----- EXCERPTED TEXT
Moving to the rear of the chassis, we can see a few things. First, there are spots for 7 low profile expansion cards on the chassis. Second, there are more USB and USB 3.0 ports as well as audio output. The internal X9DAX-iF motherboard is used in both server and workstation form factors, so the server board does have some of these workstation features built in. We also see two Intel i350 Ethernet ports and a management NIC, standard fare on server motherboards. One will also note that the entire rear of the chassis is a massive vent to exhaust the fast moving air cooling overclocked CPUs.
The power supplies are located in the rear of the chassis. Both redundant power supplies have tool-less hot swap capabilities. This is a standard Supermicro design and works well.
The PWS-1K28P-SQ power supplies are high quality power supplies. Each can deliver 1.28kW of power. They are rated as 80 Plus Platinum so one knows that these will run efficiently even if the chassis has both overclocked CPUs pegged at 100%, and all expansion capabilities maxed out. Each Intel Xeon E5-2687W is rated at 150w TDP with stock clocks so there is a lot of room for drives, fans and expansion slots. The four fans in the chassis alone can require up to almost 50w if they run at full speed.
Opening the chassis required unscrewing four screws, two on either side. Inside, one can see that there is a large fan shroud that funnels air to the dual overclocked Intel Xeon E5-2687W processors, memory and expansion cards.
Cooling is provided by four large Nidec UltraFlow fans. Each 80mm fan is capable of 100CFM of airflow and can draw up to 16.8w. These large fans are needed to cool the Supermicro Hyper-Speed system and its overclocked processors and RAM.
Sitting just in front of the Nidec fans is the hot swap backplane. The backplane takes 7-pin SATA inputs and has hole in order to facilitate airflow through the chassis. The Supermicro X9DAX-iF test motherboard that came in the system does not have SFF-8087 connectors. However, Supermicro does have versions with onboard LSI SAS controllers. For those systems, Supermicro also sells a SATA/ SAS backplane.
----------
**JOB A:**
In the server chassis review, how much power can each PWS-1K28P-SQ power supply deliver?
**JOB B:**
Pick up the server chassis review after its last sentence and keep writing.
----- SUPPLIED DATA
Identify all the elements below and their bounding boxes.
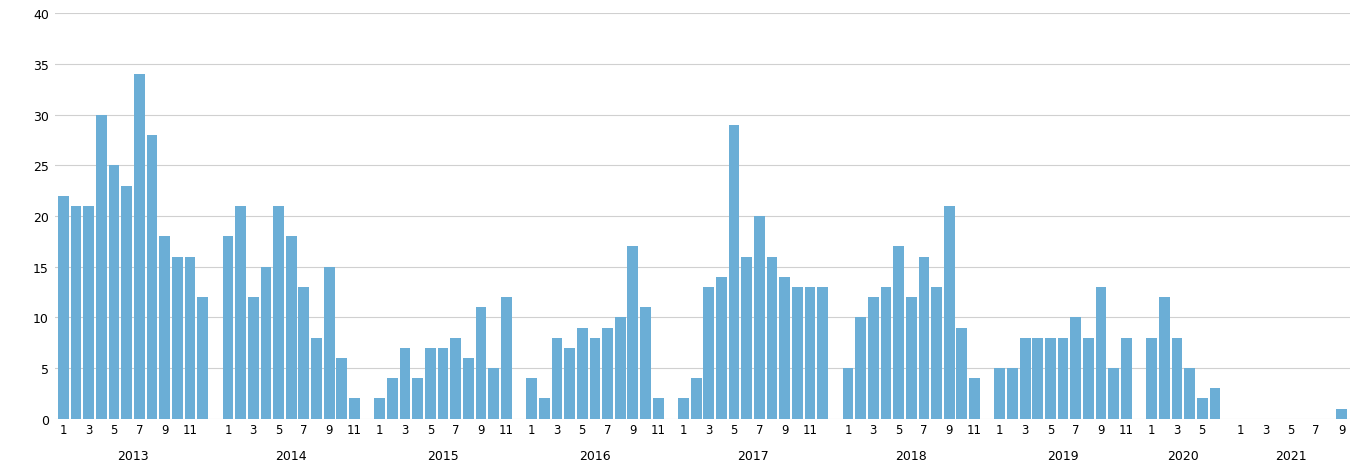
----------
**FINAL RESULT A:**
1.28kW

**FINAL RESULT B:**
Closing Thoughts
As we go though the Supermicro Hyper-Speed server hardware, one will see the engineering that went into making the platform a stable performer even being overclocked in a data center. In future pieces we will explore the internal portion of the chassis with the CPUs, motherboard and memory in greater detail. We will also look at BIOS settings that are found on the Hyper-Speed products. Performance figures will follow, but suffice to say, this is probably the fastest production 2U dual-socket server around right now. Stay tuned!
Great photos. Make something as boring as a server chassis look interesting.
Can’t wait to see what’s inside. We have been waiting for these.
Those PSUs are crazy. Not sure how you could get this to 1kW even adding Fusion-io cards. Then again, I guess you could keep a system in the sweet spot from an efficiency perspective.
Great job Supermicro!
Fail for no vibration reduced fans and only 10 bays.
A small digging around taobao get you:
RM2012-660-BX – 2U 12 bays chassis
Vibration reduced fans (has foamed/plastic where the fan is touching the chassis)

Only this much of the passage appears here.